Return the whole listing, keeping every character the same.

-- START OF Data for this task --

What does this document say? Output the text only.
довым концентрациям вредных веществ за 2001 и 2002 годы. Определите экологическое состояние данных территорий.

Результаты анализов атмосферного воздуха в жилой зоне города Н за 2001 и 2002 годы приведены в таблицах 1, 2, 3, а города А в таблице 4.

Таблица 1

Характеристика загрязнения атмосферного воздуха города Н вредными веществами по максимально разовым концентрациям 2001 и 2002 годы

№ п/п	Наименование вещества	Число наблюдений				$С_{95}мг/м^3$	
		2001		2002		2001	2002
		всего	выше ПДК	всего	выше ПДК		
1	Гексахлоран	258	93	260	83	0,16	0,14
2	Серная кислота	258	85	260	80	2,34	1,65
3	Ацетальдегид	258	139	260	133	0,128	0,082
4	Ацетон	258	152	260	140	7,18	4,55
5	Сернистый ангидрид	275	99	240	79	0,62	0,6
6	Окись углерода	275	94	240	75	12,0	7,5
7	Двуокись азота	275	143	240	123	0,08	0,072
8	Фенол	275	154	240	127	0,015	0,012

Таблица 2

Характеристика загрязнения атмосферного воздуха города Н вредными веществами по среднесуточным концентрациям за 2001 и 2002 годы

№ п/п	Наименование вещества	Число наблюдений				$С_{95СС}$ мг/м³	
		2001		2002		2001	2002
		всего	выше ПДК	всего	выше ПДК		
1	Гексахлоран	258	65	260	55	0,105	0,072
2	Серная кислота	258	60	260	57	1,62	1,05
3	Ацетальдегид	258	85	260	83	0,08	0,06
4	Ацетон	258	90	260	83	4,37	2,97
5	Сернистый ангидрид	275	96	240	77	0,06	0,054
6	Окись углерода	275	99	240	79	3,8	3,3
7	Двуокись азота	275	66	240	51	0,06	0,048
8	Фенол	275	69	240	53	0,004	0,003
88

-- END OF Data for this task --

Output for this task ▸
What does this document say? Output the text only.
довым концентрациям вредных веществ за 2001 и 2002 годы. Определите экологическое состояние данных территорий.

Результаты анализов атмосферного воздуха в жилой зоне города Н за 2001 и 2002 годы приведены в таблицах 1, 2, 3, а города А в таблице 4.

Таблица 1

Характеристика загрязнения атмосферного воздуха города Н вредными веществами по максимально разовым концентрациям 2001 и 2002 годы

№ п/п	Наименование вещества	Число наблюдений				$С_{95}мг/м^3$	
		2001		2002		2001	2002
		всего	выше ПДК	всего	выше ПДК		
1	Гексахлоран	258	93	260	83	0,16	0,14
2	Серная кислота	258	85	260	80	2,34	1,65
3	Ацетальдегид	258	139	260	133	0,128	0,082
4	Ацетон	258	152	260	140	7,18	4,55
5	Сернистый ангидрид	275	99	240	79	0,62	0,6
6	Окись углерода	275	94	240	75	12,0	7,5
7	Двуокись азота	275	143	240	123	0,08	0,072
8	Фенол	275	154	240	127	0,015	0,012

Таблица 2

Характеристика загрязнения атмосферного воздуха города Н вредными веществами по среднесуточным концентрациям за 2001 и 2002 годы

№ п/п	Наименование вещества	Число наблюдений				$С_{95СС}$ мг/м³	
		2001		2002		2001	2002
		всего	выше ПДК	всего	выше ПДК		
1	Гексахлоран	258	65	260	55	0,105	0,072
2	Серная кислота	258	60	260	57	1,62	1,05
3	Ацетальдегид	258	85	260	83	0,08	0,06
4	Ацетон	258	90	260	83	4,37	2,97
5	Сернистый ангидрид	275	96	240	77	0,06	0,054
6	Окись углерода	275	99	240	79	3,8	3,3
7	Двуокись азота	275	66	240	51	0,06	0,048
8	Фенол	275	69	240	53	0,004	0,003
88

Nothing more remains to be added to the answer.